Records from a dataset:
*-*-*

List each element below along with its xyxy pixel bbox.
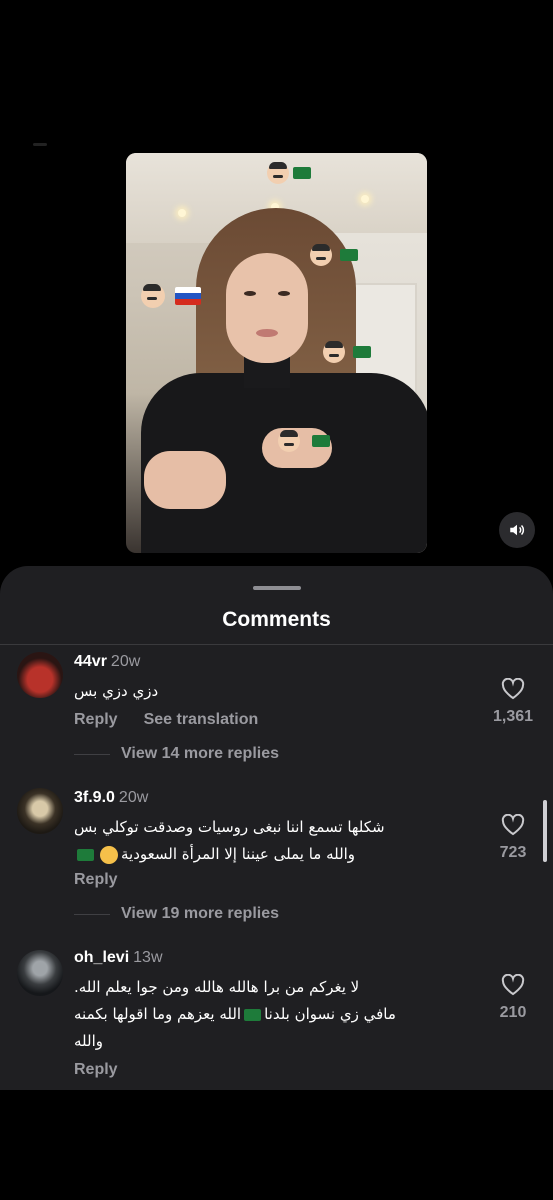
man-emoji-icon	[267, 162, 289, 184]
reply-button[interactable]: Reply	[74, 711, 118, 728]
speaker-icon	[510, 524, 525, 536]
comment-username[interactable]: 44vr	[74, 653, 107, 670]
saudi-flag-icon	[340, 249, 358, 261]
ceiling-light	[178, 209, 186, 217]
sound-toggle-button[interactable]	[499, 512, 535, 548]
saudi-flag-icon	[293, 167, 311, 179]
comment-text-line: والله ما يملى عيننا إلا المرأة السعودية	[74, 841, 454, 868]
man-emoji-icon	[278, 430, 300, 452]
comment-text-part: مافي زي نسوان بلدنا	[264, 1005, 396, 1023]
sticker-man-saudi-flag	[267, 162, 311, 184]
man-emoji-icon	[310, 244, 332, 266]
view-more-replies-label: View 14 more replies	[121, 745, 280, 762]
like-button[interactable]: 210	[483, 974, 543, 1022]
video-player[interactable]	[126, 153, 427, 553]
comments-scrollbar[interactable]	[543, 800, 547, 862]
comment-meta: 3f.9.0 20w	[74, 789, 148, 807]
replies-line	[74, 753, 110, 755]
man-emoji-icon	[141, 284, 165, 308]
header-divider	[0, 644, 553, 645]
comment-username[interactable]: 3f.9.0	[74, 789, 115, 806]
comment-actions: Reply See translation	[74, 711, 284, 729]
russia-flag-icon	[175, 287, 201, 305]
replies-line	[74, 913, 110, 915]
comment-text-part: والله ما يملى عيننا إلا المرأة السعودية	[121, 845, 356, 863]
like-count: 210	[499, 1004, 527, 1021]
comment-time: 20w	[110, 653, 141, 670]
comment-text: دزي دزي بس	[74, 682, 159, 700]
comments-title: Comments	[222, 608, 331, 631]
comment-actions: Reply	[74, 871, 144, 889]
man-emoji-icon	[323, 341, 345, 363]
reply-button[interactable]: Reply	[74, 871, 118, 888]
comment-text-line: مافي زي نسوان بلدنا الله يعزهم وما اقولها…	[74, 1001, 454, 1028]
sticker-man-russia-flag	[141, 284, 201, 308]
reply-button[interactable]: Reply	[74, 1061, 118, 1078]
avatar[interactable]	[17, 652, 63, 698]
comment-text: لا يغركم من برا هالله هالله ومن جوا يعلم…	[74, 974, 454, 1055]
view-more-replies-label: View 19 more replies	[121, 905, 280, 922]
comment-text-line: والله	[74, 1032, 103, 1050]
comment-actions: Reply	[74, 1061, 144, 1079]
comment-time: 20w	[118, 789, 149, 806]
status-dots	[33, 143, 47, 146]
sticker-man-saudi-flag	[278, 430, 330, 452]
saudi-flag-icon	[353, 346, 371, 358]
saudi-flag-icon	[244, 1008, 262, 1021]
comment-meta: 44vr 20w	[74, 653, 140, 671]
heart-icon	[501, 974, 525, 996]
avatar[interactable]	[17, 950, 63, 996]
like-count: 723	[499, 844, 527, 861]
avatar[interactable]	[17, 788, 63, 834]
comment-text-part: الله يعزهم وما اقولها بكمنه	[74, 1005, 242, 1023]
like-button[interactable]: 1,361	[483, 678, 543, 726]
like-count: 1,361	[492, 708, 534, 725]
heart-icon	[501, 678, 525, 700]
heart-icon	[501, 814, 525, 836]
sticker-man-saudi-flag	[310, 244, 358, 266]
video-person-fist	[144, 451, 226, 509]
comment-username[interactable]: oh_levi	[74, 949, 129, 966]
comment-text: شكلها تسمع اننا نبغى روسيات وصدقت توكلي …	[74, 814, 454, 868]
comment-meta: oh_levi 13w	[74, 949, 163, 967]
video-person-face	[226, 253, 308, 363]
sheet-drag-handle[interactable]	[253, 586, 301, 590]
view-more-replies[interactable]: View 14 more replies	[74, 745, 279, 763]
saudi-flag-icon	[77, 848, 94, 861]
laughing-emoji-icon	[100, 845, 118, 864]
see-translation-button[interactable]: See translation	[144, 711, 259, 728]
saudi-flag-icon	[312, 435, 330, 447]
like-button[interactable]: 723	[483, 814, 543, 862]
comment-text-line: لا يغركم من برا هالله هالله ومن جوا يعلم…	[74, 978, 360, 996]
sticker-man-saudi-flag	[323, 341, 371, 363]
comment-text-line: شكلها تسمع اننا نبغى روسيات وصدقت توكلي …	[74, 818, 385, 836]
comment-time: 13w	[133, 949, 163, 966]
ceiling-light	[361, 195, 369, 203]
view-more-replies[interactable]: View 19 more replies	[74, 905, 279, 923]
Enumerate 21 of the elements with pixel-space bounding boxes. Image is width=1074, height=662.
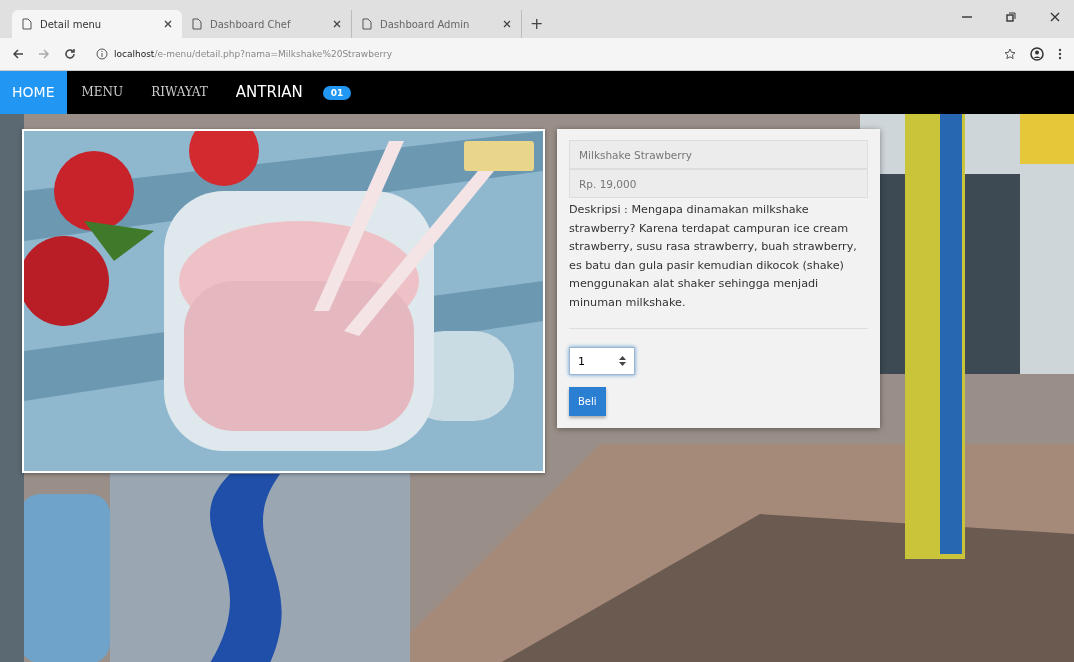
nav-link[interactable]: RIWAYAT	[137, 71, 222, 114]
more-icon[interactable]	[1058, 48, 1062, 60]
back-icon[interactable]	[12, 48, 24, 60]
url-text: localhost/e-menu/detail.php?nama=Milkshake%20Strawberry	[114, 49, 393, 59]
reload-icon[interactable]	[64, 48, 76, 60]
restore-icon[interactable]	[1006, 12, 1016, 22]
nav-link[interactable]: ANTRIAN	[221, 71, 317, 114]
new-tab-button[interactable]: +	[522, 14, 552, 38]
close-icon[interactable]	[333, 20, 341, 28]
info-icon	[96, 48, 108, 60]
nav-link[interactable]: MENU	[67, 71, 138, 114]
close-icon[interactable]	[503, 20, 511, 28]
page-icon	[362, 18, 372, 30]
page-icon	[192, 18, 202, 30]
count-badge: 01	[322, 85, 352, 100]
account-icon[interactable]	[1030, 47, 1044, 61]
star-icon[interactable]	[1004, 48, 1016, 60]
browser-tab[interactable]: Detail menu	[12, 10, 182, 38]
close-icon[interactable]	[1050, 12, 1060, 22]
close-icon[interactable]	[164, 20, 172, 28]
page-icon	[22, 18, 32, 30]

*-*-*

(THE TASK):
Retype all of the data above character for character, leaving out the pictures.

(RESULT FOR THIS EXERCISE):
List each element below along with its xyxy pixel bbox.
man-emoji-icon	[267, 162, 289, 184]
reply-button[interactable]: Reply	[74, 711, 118, 728]
speaker-icon	[510, 524, 525, 536]
comment-username[interactable]: 44vr	[74, 653, 107, 670]
saudi-flag-icon	[340, 249, 358, 261]
ceiling-light	[178, 209, 186, 217]
sound-toggle-button[interactable]	[499, 512, 535, 548]
saudi-flag-icon	[293, 167, 311, 179]
comment-text-line: والله ما يملى عيننا إلا المرأة السعودية	[74, 841, 454, 868]
man-emoji-icon	[278, 430, 300, 452]
comment-text-part: مافي زي نسوان بلدنا	[264, 1005, 396, 1023]
sticker-man-saudi-flag	[267, 162, 311, 184]
man-emoji-icon	[310, 244, 332, 266]
view-more-replies-label: View 14 more replies	[121, 745, 280, 762]
like-button[interactable]: 210	[483, 974, 543, 1022]
video-player[interactable]	[126, 153, 427, 553]
comments-scrollbar[interactable]	[543, 800, 547, 862]
comment-meta: 3f.9.0 20w	[74, 789, 148, 807]
replies-line	[74, 753, 110, 755]
man-emoji-icon	[141, 284, 165, 308]
header-divider	[0, 644, 553, 645]
comment-username[interactable]: 3f.9.0	[74, 789, 115, 806]
comment-actions: Reply See translation	[74, 711, 284, 729]
russia-flag-icon	[175, 287, 201, 305]
replies-line	[74, 913, 110, 915]
comment-text-part: والله ما يملى عيننا إلا المرأة السعودية	[121, 845, 356, 863]
like-count: 210	[499, 1004, 527, 1021]
comment-time: 20w	[110, 653, 141, 670]
comment-text: دزي دزي بس	[74, 682, 159, 700]
comments-title: Comments	[222, 608, 331, 631]
comment-actions: Reply	[74, 871, 144, 889]
man-emoji-icon	[323, 341, 345, 363]
reply-button[interactable]: Reply	[74, 871, 118, 888]
comment-text-line: مافي زي نسوان بلدنا الله يعزهم وما اقولها…	[74, 1001, 454, 1028]
sticker-man-russia-flag	[141, 284, 201, 308]
reply-button[interactable]: Reply	[74, 1061, 118, 1078]
avatar[interactable]	[17, 652, 63, 698]
comment-text: لا يغركم من برا هالله هالله ومن جوا يعلم…	[74, 974, 454, 1055]
view-more-replies-label: View 19 more replies	[121, 905, 280, 922]
comment-text-line: والله	[74, 1032, 103, 1050]
comment-actions: Reply	[74, 1061, 144, 1079]
comment-time: 20w	[118, 789, 149, 806]
status-dots	[33, 143, 47, 146]
sticker-man-saudi-flag	[278, 430, 330, 452]
saudi-flag-icon	[353, 346, 371, 358]
saudi-flag-icon	[244, 1008, 262, 1021]
comment-meta: 44vr 20w	[74, 653, 140, 671]
heart-icon	[501, 974, 525, 996]
avatar[interactable]	[17, 950, 63, 996]
like-count: 723	[499, 844, 527, 861]
avatar[interactable]	[17, 788, 63, 834]
comment-text-part: الله يعزهم وما اقولها بكمنه	[74, 1005, 242, 1023]
like-button[interactable]: 1,361	[483, 678, 543, 726]
like-count: 1,361	[492, 708, 534, 725]
heart-icon	[501, 678, 525, 700]
heart-icon	[501, 814, 525, 836]
sticker-man-saudi-flag	[310, 244, 358, 266]
video-person-fist	[144, 451, 226, 509]
comment-username[interactable]: oh_levi	[74, 949, 129, 966]
comment-text: شكلها تسمع اننا نبغى روسيات وصدقت توكلي …	[74, 814, 454, 868]
comment-meta: oh_levi 13w	[74, 949, 163, 967]
video-person-face	[226, 253, 308, 363]
sheet-drag-handle[interactable]	[253, 586, 301, 590]
view-more-replies[interactable]: View 14 more replies	[74, 745, 279, 763]
saudi-flag-icon	[77, 848, 94, 861]
laughing-emoji-icon	[100, 845, 118, 864]
see-translation-button[interactable]: See translation	[144, 711, 259, 728]
saudi-flag-icon	[312, 435, 330, 447]
like-button[interactable]: 723	[483, 814, 543, 862]
comment-text-line: لا يغركم من برا هالله هالله ومن جوا يعلم…	[74, 978, 360, 996]
sticker-man-saudi-flag	[323, 341, 371, 363]
comment-text-line: شكلها تسمع اننا نبغى روسيات وصدقت توكلي …	[74, 818, 385, 836]
comment-time: 13w	[133, 949, 163, 966]
ceiling-light	[361, 195, 369, 203]
view-more-replies[interactable]: View 19 more replies	[74, 905, 279, 923]
Enumerate 21 of the elements with pixel-space bounding boxes. Image is width=1074, height=662.
nav-link[interactable]: RIWAYAT	[137, 71, 222, 114]
more-icon[interactable]	[1058, 48, 1062, 60]
back-icon[interactable]	[12, 48, 24, 60]
url-text: localhost/e-menu/detail.php?nama=Milkshake%20Strawberry	[114, 49, 393, 59]
reload-icon[interactable]	[64, 48, 76, 60]
restore-icon[interactable]	[1006, 12, 1016, 22]
nav-link[interactable]: ANTRIAN	[221, 71, 317, 114]
new-tab-button[interactable]: +	[522, 14, 552, 38]
close-icon[interactable]	[333, 20, 341, 28]
info-icon	[96, 48, 108, 60]
nav-link[interactable]: MENU	[67, 71, 138, 114]
close-icon[interactable]	[503, 20, 511, 28]
page-icon	[362, 18, 372, 30]
page-icon	[192, 18, 202, 30]
count-badge: 01	[322, 85, 352, 100]
account-icon[interactable]	[1030, 47, 1044, 61]
star-icon[interactable]	[1004, 48, 1016, 60]
browser-tab[interactable]: Detail menu	[12, 10, 182, 38]
close-icon[interactable]	[1050, 12, 1060, 22]
close-icon[interactable]	[164, 20, 172, 28]
page-icon	[22, 18, 32, 30]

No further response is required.